▶ [EXERCISE DETAILS]: Turn the records from the line containing "Give bounding boxes" through the line containing "text-line: 序推进乡村振兴工作。 [74,142,227,160]", both included, into a numbered list. Skip blank lines and leave out the pictures.

▶ [DATA ENTRIES]:

####################

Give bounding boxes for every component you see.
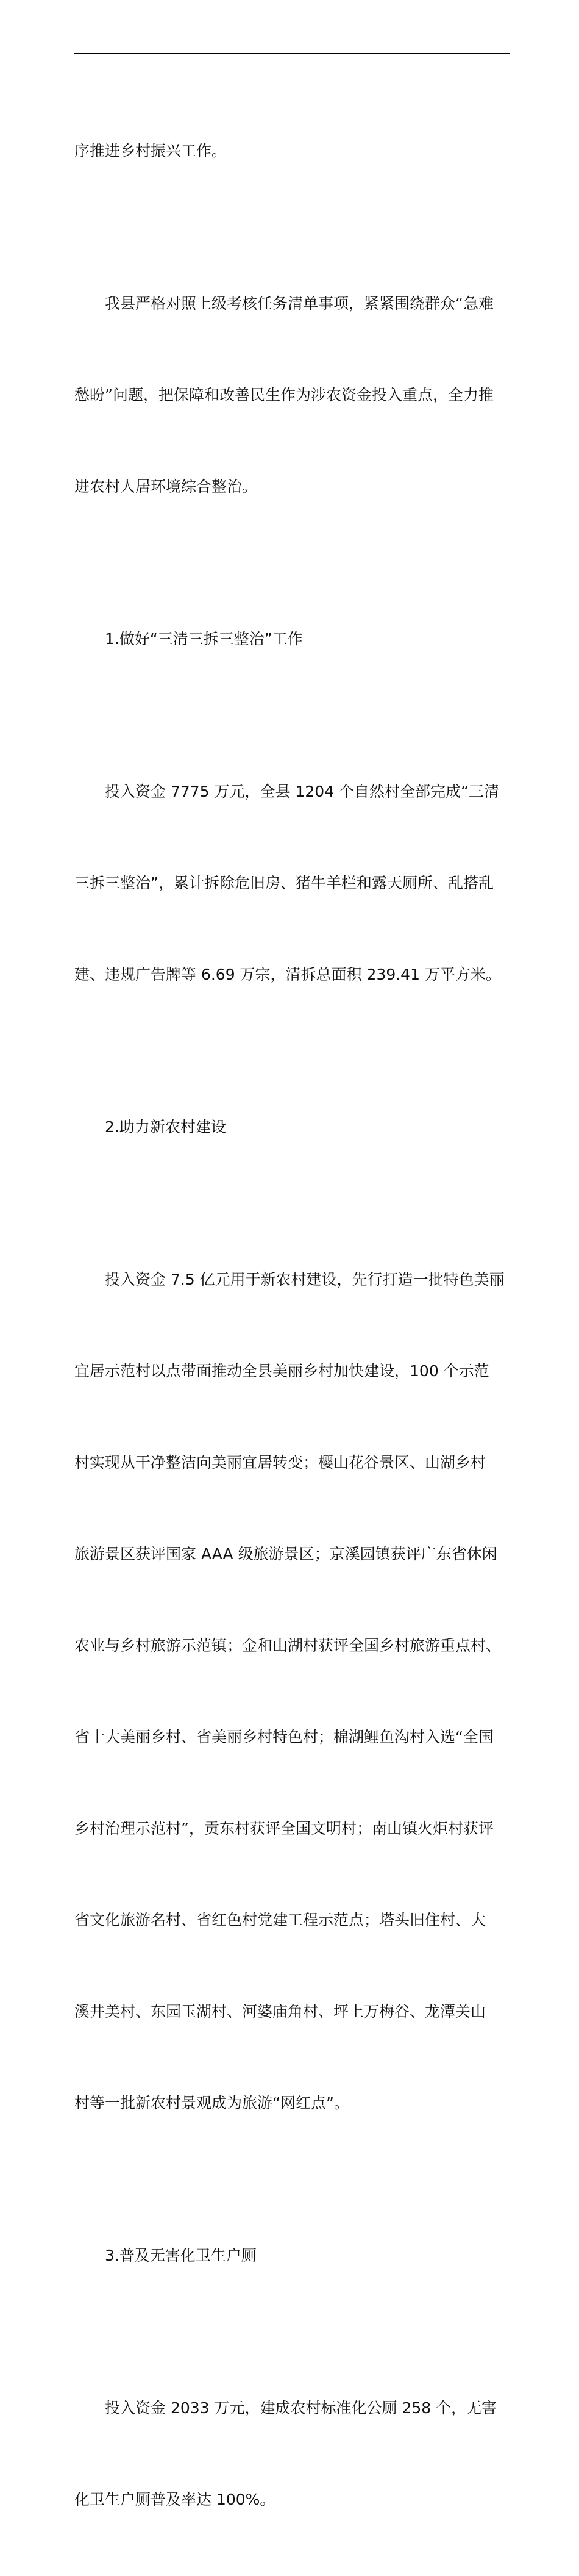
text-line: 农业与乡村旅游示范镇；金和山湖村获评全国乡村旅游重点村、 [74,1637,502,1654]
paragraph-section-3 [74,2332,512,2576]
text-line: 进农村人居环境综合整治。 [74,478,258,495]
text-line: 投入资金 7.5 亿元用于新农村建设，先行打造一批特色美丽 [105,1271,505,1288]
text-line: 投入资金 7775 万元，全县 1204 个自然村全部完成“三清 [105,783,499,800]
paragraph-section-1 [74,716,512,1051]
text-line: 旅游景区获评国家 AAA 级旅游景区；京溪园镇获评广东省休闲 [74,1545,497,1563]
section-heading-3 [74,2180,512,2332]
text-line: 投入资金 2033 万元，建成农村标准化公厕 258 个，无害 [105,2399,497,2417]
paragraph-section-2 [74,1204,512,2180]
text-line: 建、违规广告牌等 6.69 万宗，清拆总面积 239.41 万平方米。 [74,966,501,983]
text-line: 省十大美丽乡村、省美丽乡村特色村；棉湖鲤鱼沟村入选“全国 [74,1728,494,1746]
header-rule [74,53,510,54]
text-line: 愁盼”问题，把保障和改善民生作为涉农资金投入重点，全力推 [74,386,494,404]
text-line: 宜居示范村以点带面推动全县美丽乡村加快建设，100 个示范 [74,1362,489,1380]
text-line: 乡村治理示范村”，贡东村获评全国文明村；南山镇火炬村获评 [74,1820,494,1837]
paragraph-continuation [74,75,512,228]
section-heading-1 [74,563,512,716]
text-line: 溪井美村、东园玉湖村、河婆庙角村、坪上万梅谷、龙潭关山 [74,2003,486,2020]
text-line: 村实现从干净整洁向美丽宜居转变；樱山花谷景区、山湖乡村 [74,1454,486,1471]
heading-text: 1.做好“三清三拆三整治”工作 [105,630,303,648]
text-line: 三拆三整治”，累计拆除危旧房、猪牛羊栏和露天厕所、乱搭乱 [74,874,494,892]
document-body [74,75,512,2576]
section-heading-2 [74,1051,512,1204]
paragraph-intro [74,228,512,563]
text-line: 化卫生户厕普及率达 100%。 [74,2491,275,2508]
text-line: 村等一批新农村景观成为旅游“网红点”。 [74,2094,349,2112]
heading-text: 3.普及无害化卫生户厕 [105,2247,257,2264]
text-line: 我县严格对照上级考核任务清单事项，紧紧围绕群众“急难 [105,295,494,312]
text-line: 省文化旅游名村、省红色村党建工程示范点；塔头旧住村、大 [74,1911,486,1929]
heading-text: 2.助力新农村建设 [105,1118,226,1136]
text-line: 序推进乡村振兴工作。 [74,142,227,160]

####################

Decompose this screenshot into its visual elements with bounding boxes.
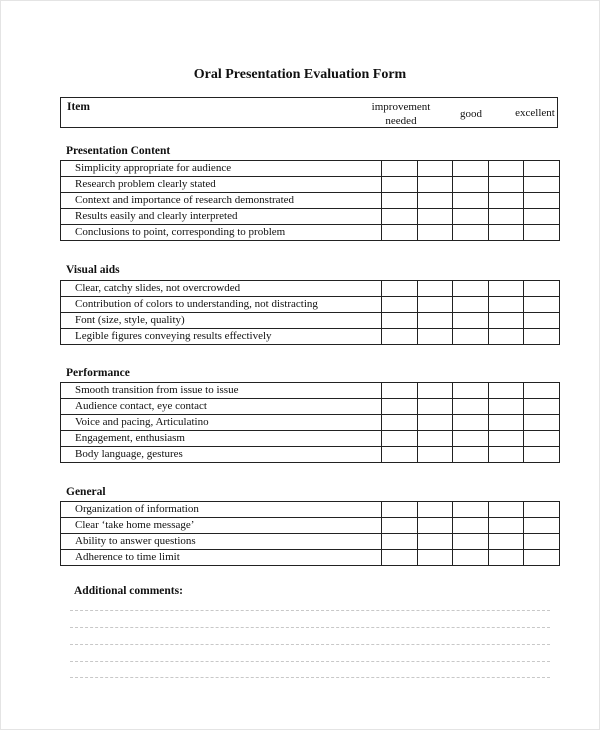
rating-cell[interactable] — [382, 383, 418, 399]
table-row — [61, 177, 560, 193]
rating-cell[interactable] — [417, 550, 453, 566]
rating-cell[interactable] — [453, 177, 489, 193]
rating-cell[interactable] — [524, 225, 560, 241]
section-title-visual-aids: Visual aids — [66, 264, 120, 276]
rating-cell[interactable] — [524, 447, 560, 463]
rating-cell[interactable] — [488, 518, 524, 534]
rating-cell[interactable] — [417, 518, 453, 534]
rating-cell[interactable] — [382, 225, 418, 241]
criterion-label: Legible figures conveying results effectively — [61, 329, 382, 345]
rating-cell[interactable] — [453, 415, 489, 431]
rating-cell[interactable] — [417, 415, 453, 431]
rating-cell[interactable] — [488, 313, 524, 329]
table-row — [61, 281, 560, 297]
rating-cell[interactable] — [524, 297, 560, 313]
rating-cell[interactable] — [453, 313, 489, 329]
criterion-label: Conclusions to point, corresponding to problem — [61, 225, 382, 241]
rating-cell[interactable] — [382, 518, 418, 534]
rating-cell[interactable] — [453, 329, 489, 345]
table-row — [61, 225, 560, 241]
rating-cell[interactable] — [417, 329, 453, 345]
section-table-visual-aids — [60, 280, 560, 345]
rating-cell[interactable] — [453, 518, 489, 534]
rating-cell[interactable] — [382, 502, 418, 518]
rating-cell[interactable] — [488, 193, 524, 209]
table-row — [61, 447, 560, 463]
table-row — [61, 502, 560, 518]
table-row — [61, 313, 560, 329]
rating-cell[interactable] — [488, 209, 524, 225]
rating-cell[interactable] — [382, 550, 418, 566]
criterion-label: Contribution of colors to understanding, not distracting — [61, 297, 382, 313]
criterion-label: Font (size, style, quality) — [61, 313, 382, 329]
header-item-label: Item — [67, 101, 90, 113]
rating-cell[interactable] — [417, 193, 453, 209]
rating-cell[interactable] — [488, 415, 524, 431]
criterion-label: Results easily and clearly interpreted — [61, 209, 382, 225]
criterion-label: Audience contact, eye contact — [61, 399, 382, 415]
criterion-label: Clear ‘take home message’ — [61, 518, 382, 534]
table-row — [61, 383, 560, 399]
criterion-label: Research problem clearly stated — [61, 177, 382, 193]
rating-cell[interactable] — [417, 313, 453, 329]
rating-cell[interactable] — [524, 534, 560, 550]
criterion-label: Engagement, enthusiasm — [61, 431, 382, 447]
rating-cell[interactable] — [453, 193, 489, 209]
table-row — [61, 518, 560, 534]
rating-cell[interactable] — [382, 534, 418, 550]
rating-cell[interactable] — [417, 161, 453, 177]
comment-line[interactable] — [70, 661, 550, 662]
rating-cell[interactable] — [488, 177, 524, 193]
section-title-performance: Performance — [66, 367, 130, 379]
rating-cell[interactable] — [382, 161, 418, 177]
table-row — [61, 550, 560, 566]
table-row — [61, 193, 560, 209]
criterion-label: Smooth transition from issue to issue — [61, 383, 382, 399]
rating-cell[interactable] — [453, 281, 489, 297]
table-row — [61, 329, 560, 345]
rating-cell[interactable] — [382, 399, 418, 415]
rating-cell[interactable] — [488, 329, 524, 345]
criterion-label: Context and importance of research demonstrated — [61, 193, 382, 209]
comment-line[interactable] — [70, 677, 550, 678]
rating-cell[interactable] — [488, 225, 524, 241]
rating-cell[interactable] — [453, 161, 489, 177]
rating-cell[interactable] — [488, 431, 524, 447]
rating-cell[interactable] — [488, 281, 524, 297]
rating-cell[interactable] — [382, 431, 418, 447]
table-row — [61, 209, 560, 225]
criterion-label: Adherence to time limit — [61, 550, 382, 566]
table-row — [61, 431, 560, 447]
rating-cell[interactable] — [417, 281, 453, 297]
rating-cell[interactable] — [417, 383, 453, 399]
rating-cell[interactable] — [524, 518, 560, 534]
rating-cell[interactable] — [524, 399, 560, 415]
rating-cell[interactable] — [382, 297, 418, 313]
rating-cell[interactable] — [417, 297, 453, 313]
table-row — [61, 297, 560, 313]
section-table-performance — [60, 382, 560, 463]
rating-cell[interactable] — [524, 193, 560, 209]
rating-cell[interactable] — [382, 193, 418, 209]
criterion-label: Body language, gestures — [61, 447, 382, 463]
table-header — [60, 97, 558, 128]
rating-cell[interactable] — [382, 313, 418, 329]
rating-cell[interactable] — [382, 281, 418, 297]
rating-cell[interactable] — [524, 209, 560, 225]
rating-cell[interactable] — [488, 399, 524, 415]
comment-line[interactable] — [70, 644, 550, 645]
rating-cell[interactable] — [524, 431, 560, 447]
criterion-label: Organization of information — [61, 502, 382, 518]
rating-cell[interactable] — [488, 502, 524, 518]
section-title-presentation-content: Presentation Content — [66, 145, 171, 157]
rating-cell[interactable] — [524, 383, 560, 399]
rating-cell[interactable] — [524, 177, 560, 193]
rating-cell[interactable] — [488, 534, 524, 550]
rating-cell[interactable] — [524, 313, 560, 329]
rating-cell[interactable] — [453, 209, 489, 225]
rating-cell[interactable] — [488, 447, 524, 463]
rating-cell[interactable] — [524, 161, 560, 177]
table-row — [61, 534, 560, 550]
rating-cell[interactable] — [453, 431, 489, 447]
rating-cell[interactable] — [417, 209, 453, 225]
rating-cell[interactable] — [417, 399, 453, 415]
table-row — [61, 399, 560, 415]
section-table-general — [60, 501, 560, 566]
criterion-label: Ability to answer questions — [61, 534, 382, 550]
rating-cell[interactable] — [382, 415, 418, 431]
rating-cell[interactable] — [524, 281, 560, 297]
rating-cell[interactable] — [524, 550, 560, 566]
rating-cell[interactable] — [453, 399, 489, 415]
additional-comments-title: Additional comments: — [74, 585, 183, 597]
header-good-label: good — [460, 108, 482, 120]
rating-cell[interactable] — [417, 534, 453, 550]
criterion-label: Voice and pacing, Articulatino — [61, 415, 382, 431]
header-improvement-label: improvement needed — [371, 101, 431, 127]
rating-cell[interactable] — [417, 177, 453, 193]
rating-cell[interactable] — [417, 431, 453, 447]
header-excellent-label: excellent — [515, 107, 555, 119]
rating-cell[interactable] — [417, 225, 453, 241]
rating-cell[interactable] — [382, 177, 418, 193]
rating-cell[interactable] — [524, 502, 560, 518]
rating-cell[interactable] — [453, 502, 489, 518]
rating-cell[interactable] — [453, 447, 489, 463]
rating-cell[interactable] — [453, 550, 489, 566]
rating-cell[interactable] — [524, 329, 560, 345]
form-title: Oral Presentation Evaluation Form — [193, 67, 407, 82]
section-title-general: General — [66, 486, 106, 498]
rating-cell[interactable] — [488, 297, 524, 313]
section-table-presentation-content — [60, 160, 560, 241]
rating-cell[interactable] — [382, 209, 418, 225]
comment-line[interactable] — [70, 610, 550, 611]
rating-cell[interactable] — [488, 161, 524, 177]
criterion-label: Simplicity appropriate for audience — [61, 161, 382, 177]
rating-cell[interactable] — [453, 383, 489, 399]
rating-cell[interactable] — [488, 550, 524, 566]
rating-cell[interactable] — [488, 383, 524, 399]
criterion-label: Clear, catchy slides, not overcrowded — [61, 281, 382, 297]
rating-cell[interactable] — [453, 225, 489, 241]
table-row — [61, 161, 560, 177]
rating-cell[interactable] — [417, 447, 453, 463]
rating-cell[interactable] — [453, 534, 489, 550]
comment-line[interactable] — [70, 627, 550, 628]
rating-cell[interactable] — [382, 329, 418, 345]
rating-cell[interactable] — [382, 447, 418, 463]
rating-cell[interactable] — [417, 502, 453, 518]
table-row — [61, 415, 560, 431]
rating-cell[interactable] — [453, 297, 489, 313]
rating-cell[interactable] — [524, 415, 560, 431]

####################

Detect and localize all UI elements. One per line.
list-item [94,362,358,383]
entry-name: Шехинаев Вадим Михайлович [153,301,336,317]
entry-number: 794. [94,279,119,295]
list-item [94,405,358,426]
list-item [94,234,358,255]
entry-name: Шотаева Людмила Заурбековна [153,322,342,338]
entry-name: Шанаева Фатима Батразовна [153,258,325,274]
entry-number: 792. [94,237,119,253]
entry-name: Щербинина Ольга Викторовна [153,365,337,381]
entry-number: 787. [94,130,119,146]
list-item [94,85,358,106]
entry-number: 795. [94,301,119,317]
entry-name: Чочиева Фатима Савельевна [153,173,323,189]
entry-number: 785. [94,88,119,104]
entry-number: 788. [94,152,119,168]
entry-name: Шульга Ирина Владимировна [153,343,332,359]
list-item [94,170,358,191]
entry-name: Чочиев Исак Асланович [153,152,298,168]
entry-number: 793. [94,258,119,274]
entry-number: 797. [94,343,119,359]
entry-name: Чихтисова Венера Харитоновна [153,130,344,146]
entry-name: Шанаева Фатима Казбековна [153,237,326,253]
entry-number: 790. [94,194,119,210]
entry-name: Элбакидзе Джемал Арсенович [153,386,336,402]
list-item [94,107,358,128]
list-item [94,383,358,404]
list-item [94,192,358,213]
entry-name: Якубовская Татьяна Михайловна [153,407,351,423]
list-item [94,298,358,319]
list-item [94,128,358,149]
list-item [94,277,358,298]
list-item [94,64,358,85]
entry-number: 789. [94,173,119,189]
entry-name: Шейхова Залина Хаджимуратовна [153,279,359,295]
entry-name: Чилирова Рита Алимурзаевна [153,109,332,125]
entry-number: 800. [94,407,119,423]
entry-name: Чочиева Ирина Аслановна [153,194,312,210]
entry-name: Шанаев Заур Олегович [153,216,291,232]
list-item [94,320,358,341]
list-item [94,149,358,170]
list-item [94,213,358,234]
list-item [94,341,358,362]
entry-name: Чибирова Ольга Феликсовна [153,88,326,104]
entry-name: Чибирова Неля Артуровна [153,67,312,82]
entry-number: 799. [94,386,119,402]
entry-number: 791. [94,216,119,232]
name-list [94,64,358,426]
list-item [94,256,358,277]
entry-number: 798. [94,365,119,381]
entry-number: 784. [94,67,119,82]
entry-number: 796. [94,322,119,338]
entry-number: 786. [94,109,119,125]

####################

▶ [RIGHT ANSWER]:
1. Give bounding boxes for every component you see.
2. text-line: 农业与乡村旅游示范镇；金和山湖村获评全国乡村旅游重点村、 [74,1637,502,1654]
3. paragraph-section-3 [74,2332,512,2576]
4. text-line: 进农村人居环境综合整治。 [74,478,258,495]
5. text-line: 投入资金 7.5 亿元用于新农村建设，先行打造一批特色美丽 [105,1271,505,1288]
6. text-line: 投入资金 7775 万元，全县 1204 个自然村全部完成“三清 [105,783,499,800]
7. paragraph-section-1 [74,716,512,1051]
8. text-line: 旅游景区获评国家 AAA 级旅游景区；京溪园镇获评广东省休闲 [74,1545,497,1563]
9. section-heading-3 [74,2180,512,2332]
10. text-line: 投入资金 2033 万元，建成农村标准化公厕 258 个，无害 [105,2399,497,2417]
11. paragraph-section-2 [74,1204,512,2180]
12. text-line: 建、违规广告牌等 6.69 万宗，清拆总面积 239.41 万平方米。 [74,966,501,983]
13. text-line: 省十大美丽乡村、省美丽乡村特色村；棉湖鲤鱼沟村入选“全国 [74,1728,494,1746]
14. header-rule [74,53,510,54]
15. text-line: 愁盼”问题，把保障和改善民生作为涉农资金投入重点，全力推 [74,386,494,404]
16. text-line: 宜居示范村以点带面推动全县美丽乡村加快建设，100 个示范 [74,1362,489,1380]
17. text-line: 乡村治理示范村”，贡东村获评全国文明村；南山镇火炬村获评 [74,1820,494,1837]
18. paragraph-continuation [74,75,512,228]
19. section-heading-1 [74,563,512,716]
20. text-line: 溪井美村、东园玉湖村、河婆庙角村、坪上万梅谷、龙潭关山 [74,2003,486,2020]
21. text-line: 村实现从干净整洁向美丽宜居转变；樱山花谷景区、山湖乡村 [74,1454,486,1471]
22. heading-text: 1.做好“三清三拆三整治”工作 [105,630,303,648]
23. text-line: 三拆三整治”，累计拆除危旧房、猪牛羊栏和露天厕所、乱搭乱 [74,874,494,892]
24. document-body [74,75,512,2576]
25. section-heading-2 [74,1051,512,1204]
26. paragraph-intro [74,228,512,563]
27. text-line: 化卫生户厕普及率达 100%。 [74,2491,275,2508]
28. text-line: 村等一批新农村景观成为旅游“网红点”。 [74,2094,349,2112]
29. heading-text: 3.普及无害化卫生户厕 [105,2247,257,2264]
30. text-line: 我县严格对照上级考核任务清单事项，紧紧围绕群众“急难 [105,295,494,312]
31. text-line: 省文化旅游名村、省红色村党建工程示范点；塔头旧住村、大 [74,1911,486,1929]
32. heading-text: 2.助力新农村建设 [105,1118,226,1136]
33. text-line: 序推进乡村振兴工作。 [74,142,227,160]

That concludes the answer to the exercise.